== RECORD EXCERPTS
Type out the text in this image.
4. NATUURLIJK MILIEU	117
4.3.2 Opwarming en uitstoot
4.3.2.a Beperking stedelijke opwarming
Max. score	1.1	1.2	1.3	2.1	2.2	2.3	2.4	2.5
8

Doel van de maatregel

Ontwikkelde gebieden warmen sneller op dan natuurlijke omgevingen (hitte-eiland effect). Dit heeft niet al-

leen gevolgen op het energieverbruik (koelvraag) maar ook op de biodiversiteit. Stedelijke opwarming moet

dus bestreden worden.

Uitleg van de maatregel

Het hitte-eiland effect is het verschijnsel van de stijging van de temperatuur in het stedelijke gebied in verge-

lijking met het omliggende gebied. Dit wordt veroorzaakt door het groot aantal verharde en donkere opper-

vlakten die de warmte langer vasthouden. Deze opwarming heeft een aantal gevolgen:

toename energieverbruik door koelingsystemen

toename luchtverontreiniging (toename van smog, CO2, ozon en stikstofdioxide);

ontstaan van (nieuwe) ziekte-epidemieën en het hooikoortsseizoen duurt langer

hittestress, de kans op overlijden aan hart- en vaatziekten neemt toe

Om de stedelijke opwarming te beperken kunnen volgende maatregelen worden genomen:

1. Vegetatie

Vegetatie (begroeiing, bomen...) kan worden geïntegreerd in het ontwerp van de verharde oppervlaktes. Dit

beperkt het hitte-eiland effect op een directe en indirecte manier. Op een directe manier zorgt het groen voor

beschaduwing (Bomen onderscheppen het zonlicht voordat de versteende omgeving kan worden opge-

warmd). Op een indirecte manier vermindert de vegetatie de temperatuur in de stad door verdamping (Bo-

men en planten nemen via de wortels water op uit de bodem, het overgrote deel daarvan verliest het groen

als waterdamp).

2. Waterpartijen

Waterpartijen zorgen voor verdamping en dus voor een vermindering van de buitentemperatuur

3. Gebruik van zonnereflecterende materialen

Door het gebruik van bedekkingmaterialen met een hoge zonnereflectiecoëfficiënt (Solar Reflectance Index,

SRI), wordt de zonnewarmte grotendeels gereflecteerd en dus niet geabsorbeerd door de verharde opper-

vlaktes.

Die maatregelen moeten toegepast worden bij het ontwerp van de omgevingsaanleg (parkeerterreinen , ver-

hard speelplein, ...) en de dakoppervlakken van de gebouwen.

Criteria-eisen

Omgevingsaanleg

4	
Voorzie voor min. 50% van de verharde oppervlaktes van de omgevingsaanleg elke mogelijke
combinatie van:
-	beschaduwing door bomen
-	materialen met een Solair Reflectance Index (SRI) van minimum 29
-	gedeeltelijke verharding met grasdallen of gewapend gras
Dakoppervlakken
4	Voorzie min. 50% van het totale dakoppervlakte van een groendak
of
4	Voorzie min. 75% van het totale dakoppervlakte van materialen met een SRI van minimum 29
====
- WHAT IS REQUIRED:
Collect every line with the string "wordt" from the records, and copy each.

- OUTPUT FOR THIS TASK:
lijking met het omliggende gebied. Dit wordt veroorzaakt door het groot aantal verharde en donkere opper-
SRI), wordt de zonnewarmte grotendeels gereflecteerd en dus niet geabsorbeerd door de verharde opper-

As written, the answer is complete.